To be done
Count, in the entries below, the lines in which "emoji" occurs. Give the number, nothing more.

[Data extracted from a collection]
---*---

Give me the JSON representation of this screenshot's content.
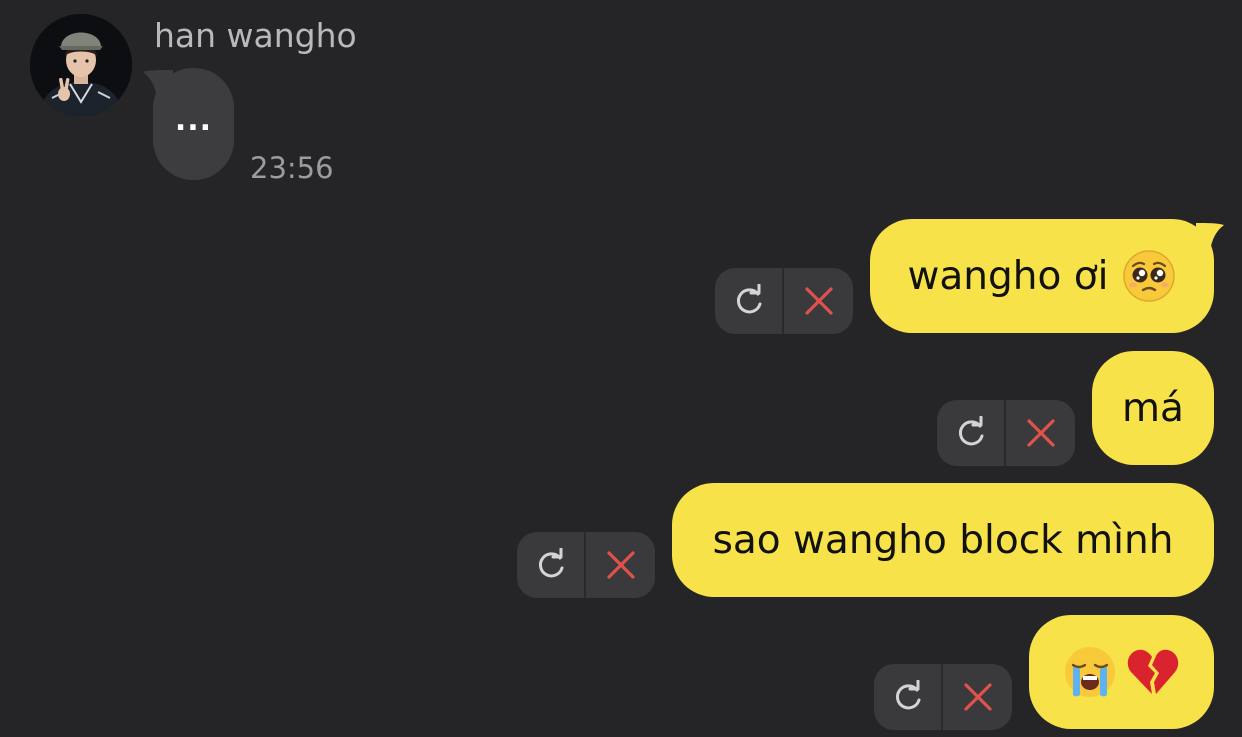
{
  "sender": {
    "name": "han wangho",
    "avatar_icon": "profile-photo"
  },
  "incoming": {
    "typing_text": "...",
    "time": "23:56"
  },
  "outgoing_messages": [
    {
      "text": "wangho ơi",
      "emoji": "pleading-face-emoji"
    },
    {
      "text": "má",
      "emoji": ""
    },
    {
      "text": "sao wangho block mình",
      "emoji": ""
    },
    {
      "text": "",
      "emoji": "loudly-crying-face-emoji broken-heart-emoji"
    }
  ],
  "actions": {
    "retry_icon": "retry-icon",
    "delete_icon": "delete-x-icon"
  },
  "colors": {
    "background": "#252527",
    "incoming_bubble": "#3d3d40",
    "outgoing_bubble": "#f8e24a",
    "delete_red": "#e0524c"
  }
}
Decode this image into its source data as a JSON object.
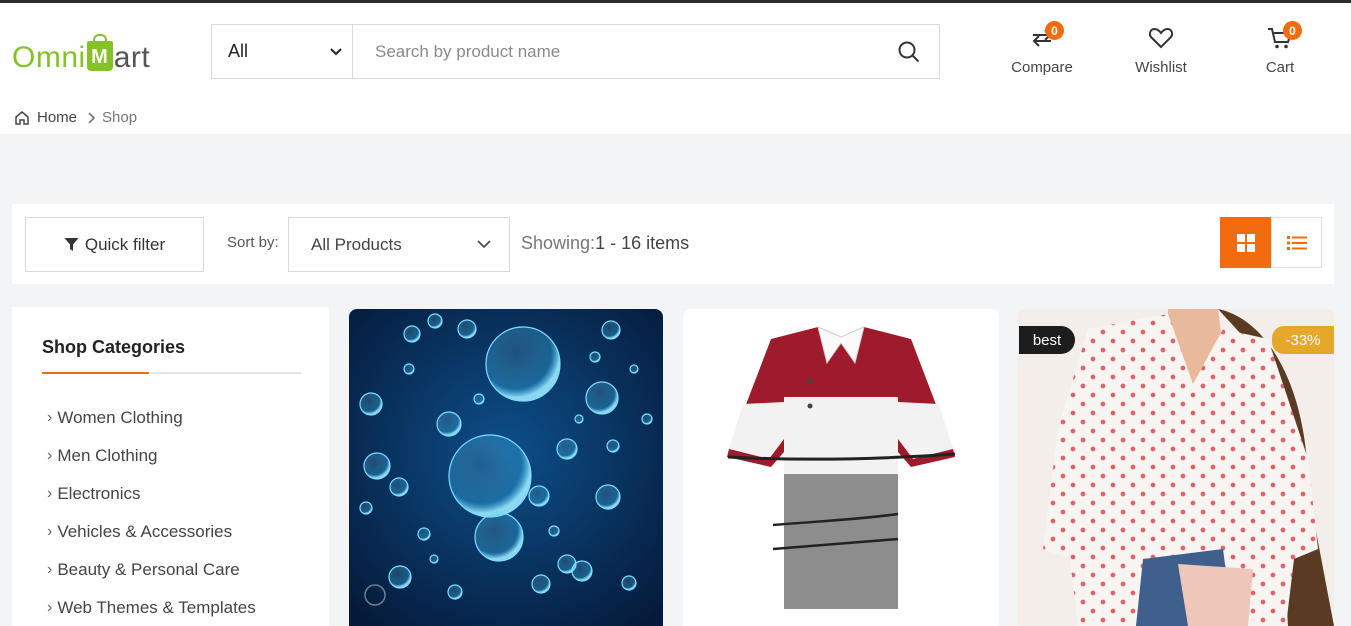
{
  "header": {
    "logo": {
      "part1": "Omni",
      "bag_letter": "M",
      "part2": "art"
    },
    "search": {
      "category": "All",
      "placeholder": "Search by product name"
    },
    "compare": {
      "label": "Compare",
      "count": "0"
    },
    "wishlist": {
      "label": "Wishlist"
    },
    "cart": {
      "label": "Cart",
      "count": "0"
    }
  },
  "breadcrumb": {
    "home": "Home",
    "current": "Shop"
  },
  "toolbar": {
    "quick_filter": "Quick filter",
    "sort_label": "Sort by:",
    "sort_value": "All Products",
    "showing_label": "Showing:",
    "showing_range": "1 - 16 items"
  },
  "sidebar": {
    "title": "Shop Categories",
    "items": [
      {
        "label": "Women Clothing"
      },
      {
        "label": "Men Clothing"
      },
      {
        "label": "Electronics"
      },
      {
        "label": "Vehicles & Accessories"
      },
      {
        "label": "Beauty & Personal Care"
      },
      {
        "label": "Web Themes & Templates"
      }
    ]
  },
  "products": {
    "card3": {
      "tag": "best",
      "discount": "-33%"
    }
  },
  "colors": {
    "accent": "#f26b0f",
    "brand_green": "#84c225",
    "discount": "#e6a82a"
  }
}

---*---

Task answer
4